Repeat the full listing below verbatim and keep the images out.
[Begin]
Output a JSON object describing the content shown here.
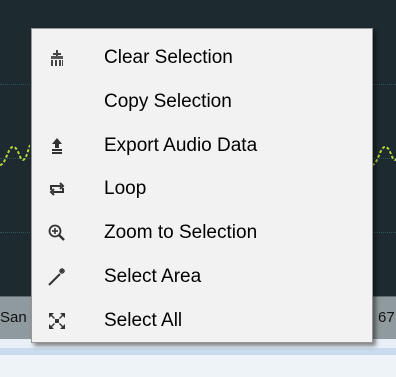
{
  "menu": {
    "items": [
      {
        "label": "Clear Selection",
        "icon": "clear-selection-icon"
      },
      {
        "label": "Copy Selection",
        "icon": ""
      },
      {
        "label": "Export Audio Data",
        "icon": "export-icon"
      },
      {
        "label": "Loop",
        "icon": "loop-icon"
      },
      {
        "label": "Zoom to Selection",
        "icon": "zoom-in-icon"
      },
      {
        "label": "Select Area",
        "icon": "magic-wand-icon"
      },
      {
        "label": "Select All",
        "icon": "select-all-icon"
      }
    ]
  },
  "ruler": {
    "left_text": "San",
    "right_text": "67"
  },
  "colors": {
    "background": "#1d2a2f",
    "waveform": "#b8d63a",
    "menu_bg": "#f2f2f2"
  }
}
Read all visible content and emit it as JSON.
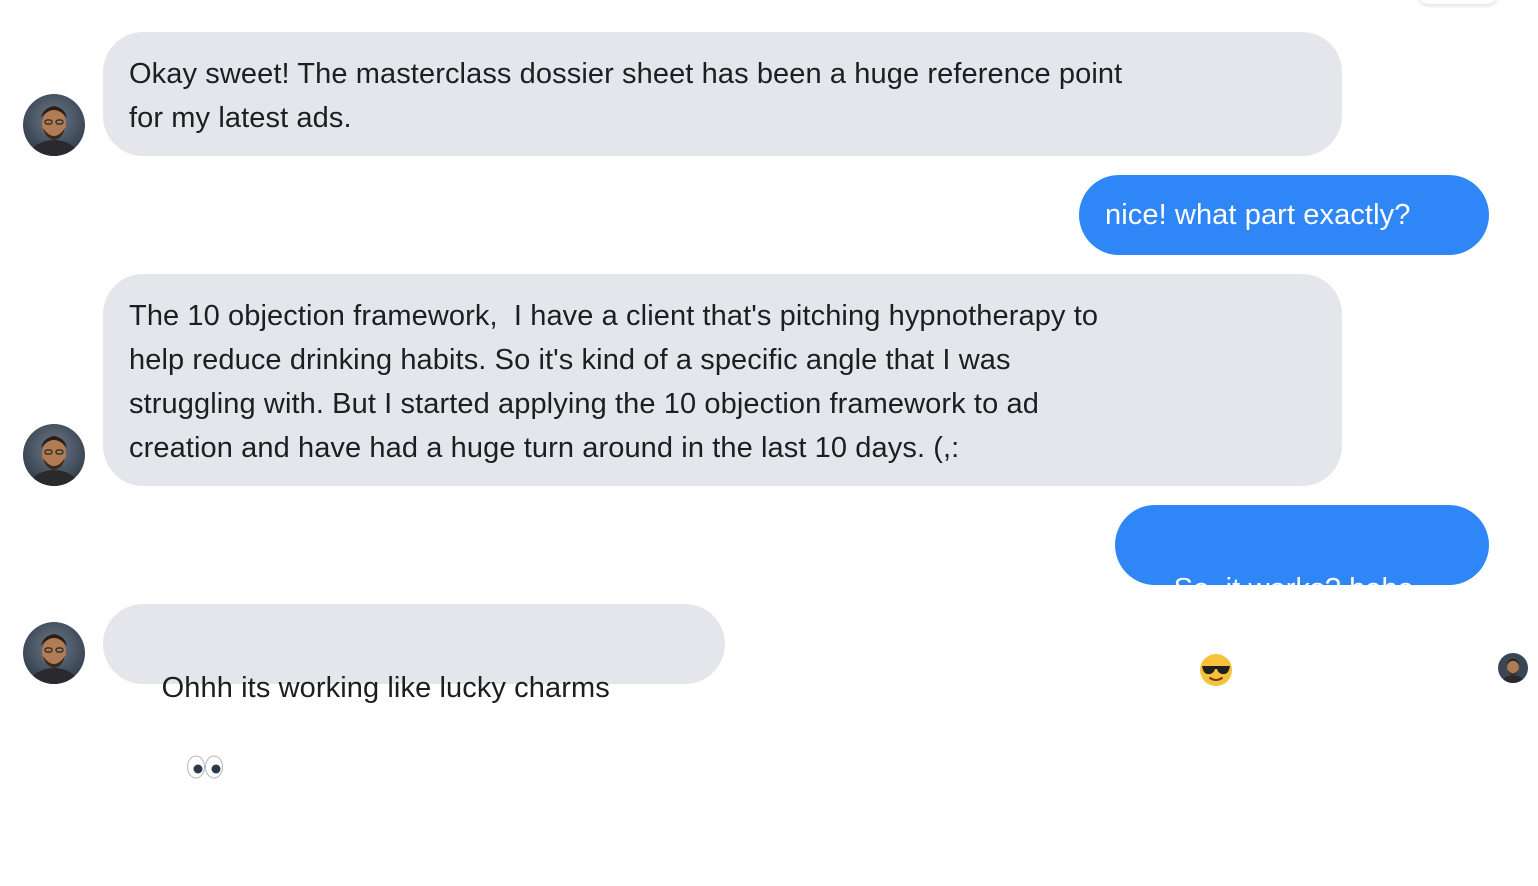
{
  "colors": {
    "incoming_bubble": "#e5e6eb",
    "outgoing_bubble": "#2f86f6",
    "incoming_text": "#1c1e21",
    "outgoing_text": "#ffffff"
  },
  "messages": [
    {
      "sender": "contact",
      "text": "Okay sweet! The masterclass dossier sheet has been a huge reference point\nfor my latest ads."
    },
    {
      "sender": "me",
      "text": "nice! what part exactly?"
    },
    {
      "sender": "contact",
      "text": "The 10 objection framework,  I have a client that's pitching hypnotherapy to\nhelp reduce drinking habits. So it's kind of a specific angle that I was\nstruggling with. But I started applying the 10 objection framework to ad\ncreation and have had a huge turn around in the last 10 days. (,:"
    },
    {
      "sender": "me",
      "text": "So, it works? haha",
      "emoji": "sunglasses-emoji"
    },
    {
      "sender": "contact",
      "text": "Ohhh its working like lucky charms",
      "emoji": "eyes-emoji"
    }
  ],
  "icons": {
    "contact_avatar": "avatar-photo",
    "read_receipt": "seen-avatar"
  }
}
[End]
FINAL ANSWER
Output a JSON object describing the content shown here.
{
  "menu": {
    "items": [
      {
        "label": "Clear Selection",
        "icon": "clear-selection-icon"
      },
      {
        "label": "Copy Selection",
        "icon": ""
      },
      {
        "label": "Export Audio Data",
        "icon": "export-icon"
      },
      {
        "label": "Loop",
        "icon": "loop-icon"
      },
      {
        "label": "Zoom to Selection",
        "icon": "zoom-in-icon"
      },
      {
        "label": "Select Area",
        "icon": "magic-wand-icon"
      },
      {
        "label": "Select All",
        "icon": "select-all-icon"
      }
    ]
  },
  "ruler": {
    "left_text": "San",
    "right_text": "67"
  },
  "colors": {
    "background": "#1d2a2f",
    "waveform": "#b8d63a",
    "menu_bg": "#f2f2f2"
  }
}
Read all visible content and emit it as JSON.
{
  "colors": {
    "incoming_bubble": "#e5e6eb",
    "outgoing_bubble": "#2f86f6",
    "incoming_text": "#1c1e21",
    "outgoing_text": "#ffffff"
  },
  "messages": [
    {
      "sender": "contact",
      "text": "Okay sweet! The masterclass dossier sheet has been a huge reference point\nfor my latest ads."
    },
    {
      "sender": "me",
      "text": "nice! what part exactly?"
    },
    {
      "sender": "contact",
      "text": "The 10 objection framework,  I have a client that's pitching hypnotherapy to\nhelp reduce drinking habits. So it's kind of a specific angle that I was\nstruggling with. But I started applying the 10 objection framework to ad\ncreation and have had a huge turn around in the last 10 days. (,:"
    },
    {
      "sender": "me",
      "text": "So, it works? haha",
      "emoji": "sunglasses-emoji"
    },
    {
      "sender": "contact",
      "text": "Ohhh its working like lucky charms",
      "emoji": "eyes-emoji"
    }
  ],
  "icons": {
    "contact_avatar": "avatar-photo",
    "read_receipt": "seen-avatar"
  }
}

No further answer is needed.